Repeat everything in the material exactly.

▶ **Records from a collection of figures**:
########

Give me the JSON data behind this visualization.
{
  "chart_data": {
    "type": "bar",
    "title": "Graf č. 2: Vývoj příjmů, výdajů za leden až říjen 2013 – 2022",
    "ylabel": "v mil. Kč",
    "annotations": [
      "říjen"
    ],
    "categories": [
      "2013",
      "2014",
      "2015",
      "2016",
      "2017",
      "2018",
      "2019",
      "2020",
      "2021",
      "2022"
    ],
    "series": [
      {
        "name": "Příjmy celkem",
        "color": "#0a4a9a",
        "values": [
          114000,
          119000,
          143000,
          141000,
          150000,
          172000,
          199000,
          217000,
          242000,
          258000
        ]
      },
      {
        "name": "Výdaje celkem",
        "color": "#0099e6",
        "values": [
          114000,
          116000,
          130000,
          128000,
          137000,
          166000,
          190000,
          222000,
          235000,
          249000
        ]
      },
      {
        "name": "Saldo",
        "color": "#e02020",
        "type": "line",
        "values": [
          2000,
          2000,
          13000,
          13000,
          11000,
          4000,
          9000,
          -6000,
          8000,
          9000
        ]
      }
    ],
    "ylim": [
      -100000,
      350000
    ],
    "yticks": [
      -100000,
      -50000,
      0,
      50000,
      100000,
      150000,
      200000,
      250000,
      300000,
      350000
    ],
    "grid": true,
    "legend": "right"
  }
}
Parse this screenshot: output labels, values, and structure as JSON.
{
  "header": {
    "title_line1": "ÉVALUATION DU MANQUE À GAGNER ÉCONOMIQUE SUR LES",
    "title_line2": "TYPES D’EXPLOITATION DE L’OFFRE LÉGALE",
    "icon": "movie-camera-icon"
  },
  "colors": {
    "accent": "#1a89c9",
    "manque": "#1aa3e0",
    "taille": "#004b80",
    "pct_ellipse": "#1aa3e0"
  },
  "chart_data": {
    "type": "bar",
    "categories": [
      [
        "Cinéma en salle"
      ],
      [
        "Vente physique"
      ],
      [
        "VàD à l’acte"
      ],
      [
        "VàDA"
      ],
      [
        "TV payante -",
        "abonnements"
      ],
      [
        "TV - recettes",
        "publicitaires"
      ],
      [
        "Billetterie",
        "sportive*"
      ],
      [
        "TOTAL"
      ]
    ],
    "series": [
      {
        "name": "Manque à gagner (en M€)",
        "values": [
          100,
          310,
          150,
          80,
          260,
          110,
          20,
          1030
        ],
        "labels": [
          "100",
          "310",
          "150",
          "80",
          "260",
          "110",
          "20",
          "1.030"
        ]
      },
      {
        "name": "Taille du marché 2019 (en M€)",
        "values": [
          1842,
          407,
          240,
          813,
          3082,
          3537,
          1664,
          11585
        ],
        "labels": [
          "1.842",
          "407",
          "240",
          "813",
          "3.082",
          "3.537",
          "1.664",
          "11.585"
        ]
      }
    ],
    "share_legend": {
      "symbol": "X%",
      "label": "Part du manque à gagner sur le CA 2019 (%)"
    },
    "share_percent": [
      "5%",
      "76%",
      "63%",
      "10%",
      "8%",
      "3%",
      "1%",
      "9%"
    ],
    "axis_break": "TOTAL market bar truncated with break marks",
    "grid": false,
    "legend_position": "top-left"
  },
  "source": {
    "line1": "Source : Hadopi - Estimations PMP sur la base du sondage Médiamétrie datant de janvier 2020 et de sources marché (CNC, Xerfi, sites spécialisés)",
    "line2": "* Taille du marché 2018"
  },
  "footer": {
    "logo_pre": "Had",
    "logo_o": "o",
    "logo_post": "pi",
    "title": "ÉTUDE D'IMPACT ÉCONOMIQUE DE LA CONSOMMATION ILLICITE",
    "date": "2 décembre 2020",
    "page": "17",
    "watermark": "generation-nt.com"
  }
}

########

▶ **Reply**:
Give me the JSON data behind this visualization.
{
  "chart_data": {
    "type": "bar",
    "title": "Graf č. 2: Vývoj příjmů, výdajů za leden až říjen 2013 – 2022",
    "ylabel": "v mil. Kč",
    "annotations": [
      "říjen"
    ],
    "categories": [
      "2013",
      "2014",
      "2015",
      "2016",
      "2017",
      "2018",
      "2019",
      "2020",
      "2021",
      "2022"
    ],
    "series": [
      {
        "name": "Příjmy celkem",
        "color": "#0a4a9a",
        "values": [
          114000,
          119000,
          143000,
          141000,
          150000,
          172000,
          199000,
          217000,
          242000,
          258000
        ]
      },
      {
        "name": "Výdaje celkem",
        "color": "#0099e6",
        "values": [
          114000,
          116000,
          130000,
          128000,
          137000,
          166000,
          190000,
          222000,
          235000,
          249000
        ]
      },
      {
        "name": "Saldo",
        "color": "#e02020",
        "type": "line",
        "values": [
          2000,
          2000,
          13000,
          13000,
          11000,
          4000,
          9000,
          -6000,
          8000,
          9000
        ]
      }
    ],
    "ylim": [
      -100000,
      350000
    ],
    "yticks": [
      -100000,
      -50000,
      0,
      50000,
      100000,
      150000,
      200000,
      250000,
      300000,
      350000
    ],
    "grid": true,
    "legend": "right"
  }
}
Parse this screenshot: output labels, values, and structure as JSON.
{
  "header": {
    "title_line1": "ÉVALUATION DU MANQUE À GAGNER ÉCONOMIQUE SUR LES",
    "title_line2": "TYPES D’EXPLOITATION DE L’OFFRE LÉGALE",
    "icon": "movie-camera-icon"
  },
  "colors": {
    "accent": "#1a89c9",
    "manque": "#1aa3e0",
    "taille": "#004b80",
    "pct_ellipse": "#1aa3e0"
  },
  "chart_data": {
    "type": "bar",
    "categories": [
      [
        "Cinéma en salle"
      ],
      [
        "Vente physique"
      ],
      [
        "VàD à l’acte"
      ],
      [
        "VàDA"
      ],
      [
        "TV payante -",
        "abonnements"
      ],
      [
        "TV - recettes",
        "publicitaires"
      ],
      [
        "Billetterie",
        "sportive*"
      ],
      [
        "TOTAL"
      ]
    ],
    "series": [
      {
        "name": "Manque à gagner (en M€)",
        "values": [
          100,
          310,
          150,
          80,
          260,
          110,
          20,
          1030
        ],
        "labels": [
          "100",
          "310",
          "150",
          "80",
          "260",
          "110",
          "20",
          "1.030"
        ]
      },
      {
        "name": "Taille du marché 2019 (en M€)",
        "values": [
          1842,
          407,
          240,
          813,
          3082,
          3537,
          1664,
          11585
        ],
        "labels": [
          "1.842",
          "407",
          "240",
          "813",
          "3.082",
          "3.537",
          "1.664",
          "11.585"
        ]
      }
    ],
    "share_legend": {
      "symbol": "X%",
      "label": "Part du manque à gagner sur le CA 2019 (%)"
    },
    "share_percent": [
      "5%",
      "76%",
      "63%",
      "10%",
      "8%",
      "3%",
      "1%",
      "9%"
    ],
    "axis_break": "TOTAL market bar truncated with break marks",
    "grid": false,
    "legend_position": "top-left"
  },
  "source": {
    "line1": "Source : Hadopi - Estimations PMP sur la base du sondage Médiamétrie datant de janvier 2020 et de sources marché (CNC, Xerfi, sites spécialisés)",
    "line2": "* Taille du marché 2018"
  },
  "footer": {
    "logo_pre": "Had",
    "logo_o": "o",
    "logo_post": "pi",
    "title": "ÉTUDE D'IMPACT ÉCONOMIQUE DE LA CONSOMMATION ILLICITE",
    "date": "2 décembre 2020",
    "page": "17",
    "watermark": "generation-nt.com"
  }
}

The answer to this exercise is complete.